▶ **Text zum Lesen**
----
Seit Mittwoch stehen die beiden Fussball-Grössen Sepp Blatter (86) und Michel Platini (67) in Bellinzona vor dem Bundesstrafgericht. Der Vorwurf: Veruntreuung, ungetreue Geschäftsbesorgung, Urkundenfälschung und im Falle von Platini noch Betrug.

Die Staatsanwaltschaft wirft ihnen eine 2-Millionen-Zahlung vor, die Blatter im Jahr 2011 an Platini überweisen liess – laut Anklage ohne Berechtigung.

Zur Erinnerung: Sepp Blatter war damals der grosse Fifa-Präsident, seit 1998 im Amt und kurz vor der Wiederwahl für eine vierte Amtszeit. Platini amtete als Präsident des europäischen Fussballverbands Uefa. Damals waren sie die beiden grossen Fussballgrössen. Jetzt stehen sie vor dem Strafrichter.

Wer hat die Information gesteckt?

Dabei interessiert die Frage, ob die 2-Millionen-Zahlung kriminell war, nur am Rande. Im Vordergrund steht für die Prozessbeobachter vielmehr die Frage: Wer hat die Information über die dubiose Zahlung den Ermittlern gesteckt? Heute nun kommt es zum grossen Showdown.

Der Zeuge, der Licht in die Angelegenheit bringen soll, heisst Olivier Thormann, ehemals Staatsanwalt bei der Bundesanwaltschaft und damals verantwortlich für die Ermittlungen gegen Blatter und Platini.

Es kam alles anders

Im Vordergrund steht die Frage: Woher wusste Thormann von der Zahlung? Das interessiert deshalb, weil die Ermittlungen vor allem die Karriere des französischen Fussballstars Platini massiv beschädigt haben.
----
▶ **Vorliegende Einträge**
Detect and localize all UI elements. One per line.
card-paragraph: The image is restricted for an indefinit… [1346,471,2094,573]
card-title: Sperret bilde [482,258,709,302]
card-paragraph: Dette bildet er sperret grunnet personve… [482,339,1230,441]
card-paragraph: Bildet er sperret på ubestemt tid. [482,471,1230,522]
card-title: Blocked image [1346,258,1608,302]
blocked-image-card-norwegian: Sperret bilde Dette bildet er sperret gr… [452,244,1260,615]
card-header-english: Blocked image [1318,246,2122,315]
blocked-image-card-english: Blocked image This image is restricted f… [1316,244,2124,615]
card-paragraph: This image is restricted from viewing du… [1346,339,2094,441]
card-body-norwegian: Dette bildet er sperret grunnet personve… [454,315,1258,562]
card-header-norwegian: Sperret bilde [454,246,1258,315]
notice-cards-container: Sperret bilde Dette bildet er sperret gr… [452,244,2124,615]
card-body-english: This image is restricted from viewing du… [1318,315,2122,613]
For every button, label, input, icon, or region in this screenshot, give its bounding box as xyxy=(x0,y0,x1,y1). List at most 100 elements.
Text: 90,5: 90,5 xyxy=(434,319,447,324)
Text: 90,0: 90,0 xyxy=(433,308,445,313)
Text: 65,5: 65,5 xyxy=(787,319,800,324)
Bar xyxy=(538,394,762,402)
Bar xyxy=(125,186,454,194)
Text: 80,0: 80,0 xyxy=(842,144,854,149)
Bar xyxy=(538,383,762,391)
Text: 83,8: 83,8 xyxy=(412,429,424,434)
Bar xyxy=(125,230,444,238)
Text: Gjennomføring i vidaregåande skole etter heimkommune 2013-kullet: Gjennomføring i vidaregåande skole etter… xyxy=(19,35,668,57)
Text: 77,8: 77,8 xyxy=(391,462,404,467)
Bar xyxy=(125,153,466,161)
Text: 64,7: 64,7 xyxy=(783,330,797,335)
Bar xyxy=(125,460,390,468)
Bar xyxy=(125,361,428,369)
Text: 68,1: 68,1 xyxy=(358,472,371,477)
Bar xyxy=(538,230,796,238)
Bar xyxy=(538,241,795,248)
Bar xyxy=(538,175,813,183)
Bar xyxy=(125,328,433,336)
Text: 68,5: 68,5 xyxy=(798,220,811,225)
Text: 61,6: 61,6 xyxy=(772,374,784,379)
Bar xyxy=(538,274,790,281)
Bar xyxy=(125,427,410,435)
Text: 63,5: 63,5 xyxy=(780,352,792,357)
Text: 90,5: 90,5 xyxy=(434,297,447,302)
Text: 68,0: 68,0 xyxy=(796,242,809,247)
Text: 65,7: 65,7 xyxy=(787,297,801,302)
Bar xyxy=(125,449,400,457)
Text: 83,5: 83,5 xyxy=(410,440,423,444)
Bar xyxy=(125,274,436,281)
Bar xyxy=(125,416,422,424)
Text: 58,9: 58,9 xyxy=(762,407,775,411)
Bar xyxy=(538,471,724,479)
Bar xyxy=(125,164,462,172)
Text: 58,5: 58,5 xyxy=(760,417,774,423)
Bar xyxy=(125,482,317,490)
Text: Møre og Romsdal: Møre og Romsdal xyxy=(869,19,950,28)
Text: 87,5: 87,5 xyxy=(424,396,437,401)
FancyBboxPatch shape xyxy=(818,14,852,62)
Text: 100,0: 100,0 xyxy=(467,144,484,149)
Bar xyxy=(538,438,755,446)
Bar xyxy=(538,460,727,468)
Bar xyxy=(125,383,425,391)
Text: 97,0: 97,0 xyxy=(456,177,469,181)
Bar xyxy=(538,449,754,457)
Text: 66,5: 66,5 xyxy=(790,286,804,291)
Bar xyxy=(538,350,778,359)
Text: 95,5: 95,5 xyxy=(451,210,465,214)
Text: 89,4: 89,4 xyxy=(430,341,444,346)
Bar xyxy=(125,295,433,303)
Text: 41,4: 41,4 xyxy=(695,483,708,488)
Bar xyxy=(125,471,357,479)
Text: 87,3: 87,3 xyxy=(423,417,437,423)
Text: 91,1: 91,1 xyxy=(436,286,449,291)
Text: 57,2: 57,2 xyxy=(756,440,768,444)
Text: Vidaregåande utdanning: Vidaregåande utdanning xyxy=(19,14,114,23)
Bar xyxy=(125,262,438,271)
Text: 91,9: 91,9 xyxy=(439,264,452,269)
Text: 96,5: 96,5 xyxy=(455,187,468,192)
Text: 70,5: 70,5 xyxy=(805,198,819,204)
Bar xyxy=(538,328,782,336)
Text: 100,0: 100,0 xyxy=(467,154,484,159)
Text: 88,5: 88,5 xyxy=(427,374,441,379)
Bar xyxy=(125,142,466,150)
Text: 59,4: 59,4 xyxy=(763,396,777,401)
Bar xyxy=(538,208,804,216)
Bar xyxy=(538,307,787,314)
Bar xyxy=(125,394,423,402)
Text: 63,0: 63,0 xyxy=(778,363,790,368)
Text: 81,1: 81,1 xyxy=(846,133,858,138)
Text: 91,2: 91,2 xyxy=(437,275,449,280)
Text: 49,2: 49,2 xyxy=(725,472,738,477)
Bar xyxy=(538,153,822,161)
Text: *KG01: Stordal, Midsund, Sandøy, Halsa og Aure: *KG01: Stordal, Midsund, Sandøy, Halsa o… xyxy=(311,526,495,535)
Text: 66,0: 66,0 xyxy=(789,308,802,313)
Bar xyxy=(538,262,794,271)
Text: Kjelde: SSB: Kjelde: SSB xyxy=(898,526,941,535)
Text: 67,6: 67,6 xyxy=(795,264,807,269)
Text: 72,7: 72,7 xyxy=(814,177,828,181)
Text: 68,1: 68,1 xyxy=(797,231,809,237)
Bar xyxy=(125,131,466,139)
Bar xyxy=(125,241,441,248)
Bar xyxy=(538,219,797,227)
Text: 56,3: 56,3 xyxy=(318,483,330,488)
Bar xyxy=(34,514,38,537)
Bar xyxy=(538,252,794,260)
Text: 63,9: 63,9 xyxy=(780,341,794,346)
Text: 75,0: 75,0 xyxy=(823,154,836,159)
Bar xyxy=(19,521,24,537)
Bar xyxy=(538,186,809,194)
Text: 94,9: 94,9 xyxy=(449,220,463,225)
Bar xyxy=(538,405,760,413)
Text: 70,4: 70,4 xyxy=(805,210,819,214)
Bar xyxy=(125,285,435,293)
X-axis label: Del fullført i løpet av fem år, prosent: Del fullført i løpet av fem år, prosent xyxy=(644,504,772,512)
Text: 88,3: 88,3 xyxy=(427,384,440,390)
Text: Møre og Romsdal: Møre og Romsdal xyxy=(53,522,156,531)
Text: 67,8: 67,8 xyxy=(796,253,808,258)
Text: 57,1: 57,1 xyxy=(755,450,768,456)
----
▶ **Aufgabe 1**
Gib aus dem Text über den Prozess gegen Blatter und Platini wortgetreu den Abschnitt aus, der mit den Worten „Wer hat die Information gesteckt?“ einsetzt und nach „zum grossen Showdown.“ endet.
▶ **Aufgabe 2**
Gib die Einträge von ihrem Anfang bis einschließlich der Zeile mit „blocked-image-card-norwegian: Sperret bilde“ als nummerierte Liste wieder und lass dabei Leerzeilen weg.

▶ **Antwort 1**
Wer hat die Information gesteckt?

Dabei interessiert die Frage, ob die 2-Millionen-Zahlung kriminell war, nur am Rande. Im Vordergrund steht für die Prozessbeobachter vielmehr die Frage: Wer hat die Information über die dubiose Zahlung den Ermittlern gesteckt? Heute nun kommt es zum grossen Showdown.

▶ **Antwort 2**
1. Detect and localize all UI elements. One per line.
2. card-paragraph: The image is restricted for an indefinit… [1346,471,2094,573]
3. card-title: Sperret bilde [482,258,709,302]
4. card-paragraph: Dette bildet er sperret grunnet personve… [482,339,1230,441]
5. card-paragraph: Bildet er sperret på ubestemt tid. [482,471,1230,522]
6. card-title: Blocked image [1346,258,1608,302]
7. blocked-image-card-norwegian: Sperret bilde Dette bildet er sperret gr… [452,244,1260,615]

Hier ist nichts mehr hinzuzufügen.